(Dataset entries)
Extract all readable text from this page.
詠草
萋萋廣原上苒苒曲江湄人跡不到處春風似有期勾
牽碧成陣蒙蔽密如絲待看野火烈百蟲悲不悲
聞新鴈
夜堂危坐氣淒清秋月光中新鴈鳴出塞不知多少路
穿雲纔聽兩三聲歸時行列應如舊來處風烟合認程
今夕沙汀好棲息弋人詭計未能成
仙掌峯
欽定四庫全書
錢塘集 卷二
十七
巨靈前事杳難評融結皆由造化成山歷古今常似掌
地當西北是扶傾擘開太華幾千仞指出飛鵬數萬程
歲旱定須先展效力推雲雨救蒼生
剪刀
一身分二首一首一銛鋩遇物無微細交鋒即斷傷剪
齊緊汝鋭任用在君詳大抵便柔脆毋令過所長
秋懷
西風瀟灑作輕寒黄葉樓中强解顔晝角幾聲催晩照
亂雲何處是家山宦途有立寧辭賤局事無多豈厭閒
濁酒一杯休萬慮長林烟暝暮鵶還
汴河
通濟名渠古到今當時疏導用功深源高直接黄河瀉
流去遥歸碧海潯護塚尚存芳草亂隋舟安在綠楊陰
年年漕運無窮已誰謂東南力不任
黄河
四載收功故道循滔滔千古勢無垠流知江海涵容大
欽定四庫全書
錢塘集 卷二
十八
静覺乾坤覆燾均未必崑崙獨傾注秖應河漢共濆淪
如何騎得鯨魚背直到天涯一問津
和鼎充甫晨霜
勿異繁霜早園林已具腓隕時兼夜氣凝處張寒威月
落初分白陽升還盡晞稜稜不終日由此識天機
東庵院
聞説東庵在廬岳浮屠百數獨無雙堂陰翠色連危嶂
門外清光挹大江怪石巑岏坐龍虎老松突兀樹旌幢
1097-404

DIRECTIVE >> Make an exact copy of every line in the data.

OUTPUT OF THE EXERCISE >>
Extract all readable text from this page.
詠草
萋萋廣原上苒苒曲江湄人跡不到處春風似有期勾
牽碧成陣蒙蔽密如絲待看野火烈百蟲悲不悲
聞新鴈
夜堂危坐氣淒清秋月光中新鴈鳴出塞不知多少路
穿雲纔聽兩三聲歸時行列應如舊來處風烟合認程
今夕沙汀好棲息弋人詭計未能成
仙掌峯
欽定四庫全書
錢塘集 卷二
十七
巨靈前事杳難評融結皆由造化成山歷古今常似掌
地當西北是扶傾擘開太華幾千仞指出飛鵬數萬程
歲旱定須先展效力推雲雨救蒼生
剪刀
一身分二首一首一銛鋩遇物無微細交鋒即斷傷剪
齊緊汝鋭任用在君詳大抵便柔脆毋令過所長
秋懷
西風瀟灑作輕寒黄葉樓中强解顔晝角幾聲催晩照
亂雲何處是家山宦途有立寧辭賤局事無多豈厭閒
濁酒一杯休萬慮長林烟暝暮鵶還
汴河
通濟名渠古到今當時疏導用功深源高直接黄河瀉
流去遥歸碧海潯護塚尚存芳草亂隋舟安在綠楊陰
年年漕運無窮已誰謂東南力不任
黄河
四載收功故道循滔滔千古勢無垠流知江海涵容大
欽定四庫全書
錢塘集 卷二
十八
静覺乾坤覆燾均未必崑崙獨傾注秖應河漢共濆淪
如何騎得鯨魚背直到天涯一問津
和鼎充甫晨霜
勿異繁霜早園林已具腓隕時兼夜氣凝處張寒威月
落初分白陽升還盡晞稜稜不終日由此識天機
東庵院
聞説東庵在廬岳浮屠百數獨無雙堂陰翠色連危嶂
門外清光挹大江怪石巑岏坐龍虎老松突兀樹旌幢
1097-404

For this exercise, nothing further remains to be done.